- **Request**:
All of the listing below must be repeated word for word. Pictures are the only thing to omit.

- **Supplied records**:

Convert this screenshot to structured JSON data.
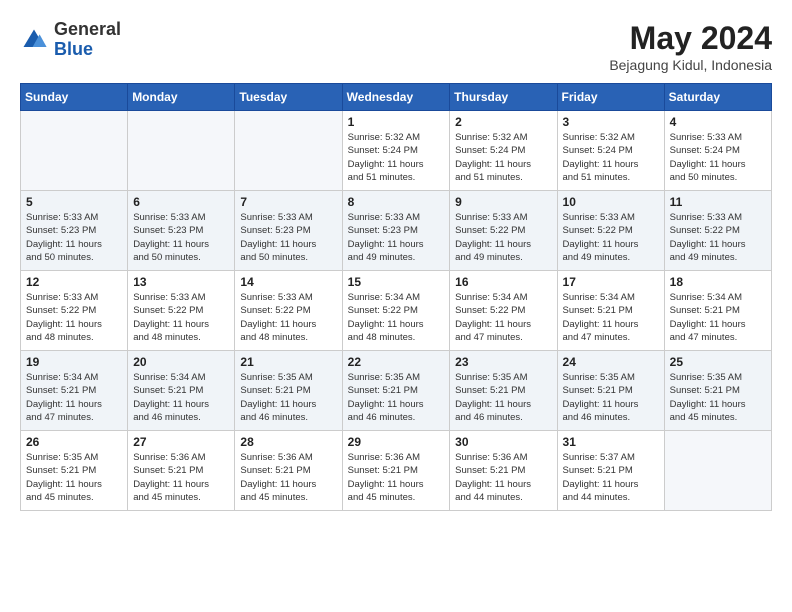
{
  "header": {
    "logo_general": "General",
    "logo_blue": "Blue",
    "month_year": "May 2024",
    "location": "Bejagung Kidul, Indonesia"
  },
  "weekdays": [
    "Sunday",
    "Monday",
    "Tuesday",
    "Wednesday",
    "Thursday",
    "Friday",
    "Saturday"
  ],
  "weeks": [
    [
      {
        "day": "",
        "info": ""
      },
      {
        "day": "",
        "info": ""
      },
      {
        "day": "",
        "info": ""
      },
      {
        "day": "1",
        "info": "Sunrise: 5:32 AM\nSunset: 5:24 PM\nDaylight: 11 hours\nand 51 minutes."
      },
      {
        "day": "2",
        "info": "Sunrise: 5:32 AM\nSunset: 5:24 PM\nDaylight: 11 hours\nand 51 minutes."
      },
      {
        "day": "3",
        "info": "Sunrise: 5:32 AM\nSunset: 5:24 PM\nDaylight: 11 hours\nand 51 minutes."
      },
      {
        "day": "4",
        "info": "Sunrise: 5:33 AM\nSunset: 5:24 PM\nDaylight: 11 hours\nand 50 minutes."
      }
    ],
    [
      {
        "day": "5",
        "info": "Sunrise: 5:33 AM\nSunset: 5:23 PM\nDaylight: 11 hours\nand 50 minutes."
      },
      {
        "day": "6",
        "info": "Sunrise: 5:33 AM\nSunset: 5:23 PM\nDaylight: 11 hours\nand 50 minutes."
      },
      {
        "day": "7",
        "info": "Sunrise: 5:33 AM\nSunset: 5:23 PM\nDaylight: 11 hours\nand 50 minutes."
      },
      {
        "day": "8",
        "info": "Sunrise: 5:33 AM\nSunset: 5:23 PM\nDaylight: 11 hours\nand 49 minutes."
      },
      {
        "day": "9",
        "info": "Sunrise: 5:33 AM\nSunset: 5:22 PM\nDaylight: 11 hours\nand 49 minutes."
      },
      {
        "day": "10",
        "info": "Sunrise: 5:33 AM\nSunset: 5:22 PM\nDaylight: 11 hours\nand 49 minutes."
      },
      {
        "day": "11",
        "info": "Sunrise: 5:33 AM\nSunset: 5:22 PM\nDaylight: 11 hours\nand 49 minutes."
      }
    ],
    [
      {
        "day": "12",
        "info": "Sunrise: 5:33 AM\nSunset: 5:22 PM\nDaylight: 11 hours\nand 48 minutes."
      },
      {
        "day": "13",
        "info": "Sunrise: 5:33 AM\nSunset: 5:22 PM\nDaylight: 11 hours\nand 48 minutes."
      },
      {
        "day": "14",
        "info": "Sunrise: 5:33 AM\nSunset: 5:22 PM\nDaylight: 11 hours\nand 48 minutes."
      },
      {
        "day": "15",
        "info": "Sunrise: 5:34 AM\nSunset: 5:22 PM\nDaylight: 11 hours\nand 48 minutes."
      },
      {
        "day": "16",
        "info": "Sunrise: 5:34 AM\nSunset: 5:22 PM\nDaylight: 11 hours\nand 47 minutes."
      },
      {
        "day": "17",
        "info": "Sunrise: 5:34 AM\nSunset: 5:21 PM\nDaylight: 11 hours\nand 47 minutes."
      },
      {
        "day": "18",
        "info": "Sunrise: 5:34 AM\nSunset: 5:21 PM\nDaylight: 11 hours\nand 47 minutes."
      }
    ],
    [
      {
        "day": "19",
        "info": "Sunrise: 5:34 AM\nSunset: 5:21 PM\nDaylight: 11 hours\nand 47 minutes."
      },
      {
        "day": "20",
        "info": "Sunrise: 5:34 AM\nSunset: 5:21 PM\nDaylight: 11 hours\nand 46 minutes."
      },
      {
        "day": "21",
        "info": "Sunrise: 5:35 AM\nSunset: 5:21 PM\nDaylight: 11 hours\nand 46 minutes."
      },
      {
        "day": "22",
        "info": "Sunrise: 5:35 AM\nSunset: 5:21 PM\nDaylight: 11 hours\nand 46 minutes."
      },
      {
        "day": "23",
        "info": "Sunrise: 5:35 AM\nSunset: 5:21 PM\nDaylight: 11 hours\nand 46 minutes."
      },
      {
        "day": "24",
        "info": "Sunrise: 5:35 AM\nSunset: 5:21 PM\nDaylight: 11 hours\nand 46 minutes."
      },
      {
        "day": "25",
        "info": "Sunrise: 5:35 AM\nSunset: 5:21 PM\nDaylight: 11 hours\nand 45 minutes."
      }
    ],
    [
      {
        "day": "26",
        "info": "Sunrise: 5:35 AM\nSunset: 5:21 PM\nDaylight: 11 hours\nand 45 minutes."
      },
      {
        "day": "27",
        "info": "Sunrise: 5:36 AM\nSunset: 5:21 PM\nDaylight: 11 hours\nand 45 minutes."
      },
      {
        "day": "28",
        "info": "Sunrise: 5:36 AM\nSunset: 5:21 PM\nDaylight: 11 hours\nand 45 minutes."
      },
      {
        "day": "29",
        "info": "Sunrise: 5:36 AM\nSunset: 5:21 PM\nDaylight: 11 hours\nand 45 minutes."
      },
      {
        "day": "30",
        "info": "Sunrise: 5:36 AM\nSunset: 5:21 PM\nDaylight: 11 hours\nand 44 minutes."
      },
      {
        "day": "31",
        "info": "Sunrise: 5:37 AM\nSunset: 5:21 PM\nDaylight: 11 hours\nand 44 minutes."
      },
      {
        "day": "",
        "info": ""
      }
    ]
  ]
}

- **Solved problem**:
Convert this screenshot to structured JSON data.
{
  "header": {
    "logo_general": "General",
    "logo_blue": "Blue",
    "month_year": "May 2024",
    "location": "Bejagung Kidul, Indonesia"
  },
  "weekdays": [
    "Sunday",
    "Monday",
    "Tuesday",
    "Wednesday",
    "Thursday",
    "Friday",
    "Saturday"
  ],
  "weeks": [
    [
      {
        "day": "",
        "info": ""
      },
      {
        "day": "",
        "info": ""
      },
      {
        "day": "",
        "info": ""
      },
      {
        "day": "1",
        "info": "Sunrise: 5:32 AM\nSunset: 5:24 PM\nDaylight: 11 hours\nand 51 minutes."
      },
      {
        "day": "2",
        "info": "Sunrise: 5:32 AM\nSunset: 5:24 PM\nDaylight: 11 hours\nand 51 minutes."
      },
      {
        "day": "3",
        "info": "Sunrise: 5:32 AM\nSunset: 5:24 PM\nDaylight: 11 hours\nand 51 minutes."
      },
      {
        "day": "4",
        "info": "Sunrise: 5:33 AM\nSunset: 5:24 PM\nDaylight: 11 hours\nand 50 minutes."
      }
    ],
    [
      {
        "day": "5",
        "info": "Sunrise: 5:33 AM\nSunset: 5:23 PM\nDaylight: 11 hours\nand 50 minutes."
      },
      {
        "day": "6",
        "info": "Sunrise: 5:33 AM\nSunset: 5:23 PM\nDaylight: 11 hours\nand 50 minutes."
      },
      {
        "day": "7",
        "info": "Sunrise: 5:33 AM\nSunset: 5:23 PM\nDaylight: 11 hours\nand 50 minutes."
      },
      {
        "day": "8",
        "info": "Sunrise: 5:33 AM\nSunset: 5:23 PM\nDaylight: 11 hours\nand 49 minutes."
      },
      {
        "day": "9",
        "info": "Sunrise: 5:33 AM\nSunset: 5:22 PM\nDaylight: 11 hours\nand 49 minutes."
      },
      {
        "day": "10",
        "info": "Sunrise: 5:33 AM\nSunset: 5:22 PM\nDaylight: 11 hours\nand 49 minutes."
      },
      {
        "day": "11",
        "info": "Sunrise: 5:33 AM\nSunset: 5:22 PM\nDaylight: 11 hours\nand 49 minutes."
      }
    ],
    [
      {
        "day": "12",
        "info": "Sunrise: 5:33 AM\nSunset: 5:22 PM\nDaylight: 11 hours\nand 48 minutes."
      },
      {
        "day": "13",
        "info": "Sunrise: 5:33 AM\nSunset: 5:22 PM\nDaylight: 11 hours\nand 48 minutes."
      },
      {
        "day": "14",
        "info": "Sunrise: 5:33 AM\nSunset: 5:22 PM\nDaylight: 11 hours\nand 48 minutes."
      },
      {
        "day": "15",
        "info": "Sunrise: 5:34 AM\nSunset: 5:22 PM\nDaylight: 11 hours\nand 48 minutes."
      },
      {
        "day": "16",
        "info": "Sunrise: 5:34 AM\nSunset: 5:22 PM\nDaylight: 11 hours\nand 47 minutes."
      },
      {
        "day": "17",
        "info": "Sunrise: 5:34 AM\nSunset: 5:21 PM\nDaylight: 11 hours\nand 47 minutes."
      },
      {
        "day": "18",
        "info": "Sunrise: 5:34 AM\nSunset: 5:21 PM\nDaylight: 11 hours\nand 47 minutes."
      }
    ],
    [
      {
        "day": "19",
        "info": "Sunrise: 5:34 AM\nSunset: 5:21 PM\nDaylight: 11 hours\nand 47 minutes."
      },
      {
        "day": "20",
        "info": "Sunrise: 5:34 AM\nSunset: 5:21 PM\nDaylight: 11 hours\nand 46 minutes."
      },
      {
        "day": "21",
        "info": "Sunrise: 5:35 AM\nSunset: 5:21 PM\nDaylight: 11 hours\nand 46 minutes."
      },
      {
        "day": "22",
        "info": "Sunrise: 5:35 AM\nSunset: 5:21 PM\nDaylight: 11 hours\nand 46 minutes."
      },
      {
        "day": "23",
        "info": "Sunrise: 5:35 AM\nSunset: 5:21 PM\nDaylight: 11 hours\nand 46 minutes."
      },
      {
        "day": "24",
        "info": "Sunrise: 5:35 AM\nSunset: 5:21 PM\nDaylight: 11 hours\nand 46 minutes."
      },
      {
        "day": "25",
        "info": "Sunrise: 5:35 AM\nSunset: 5:21 PM\nDaylight: 11 hours\nand 45 minutes."
      }
    ],
    [
      {
        "day": "26",
        "info": "Sunrise: 5:35 AM\nSunset: 5:21 PM\nDaylight: 11 hours\nand 45 minutes."
      },
      {
        "day": "27",
        "info": "Sunrise: 5:36 AM\nSunset: 5:21 PM\nDaylight: 11 hours\nand 45 minutes."
      },
      {
        "day": "28",
        "info": "Sunrise: 5:36 AM\nSunset: 5:21 PM\nDaylight: 11 hours\nand 45 minutes."
      },
      {
        "day": "29",
        "info": "Sunrise: 5:36 AM\nSunset: 5:21 PM\nDaylight: 11 hours\nand 45 minutes."
      },
      {
        "day": "30",
        "info": "Sunrise: 5:36 AM\nSunset: 5:21 PM\nDaylight: 11 hours\nand 44 minutes."
      },
      {
        "day": "31",
        "info": "Sunrise: 5:37 AM\nSunset: 5:21 PM\nDaylight: 11 hours\nand 44 minutes."
      },
      {
        "day": "",
        "info": ""
      }
    ]
  ]
}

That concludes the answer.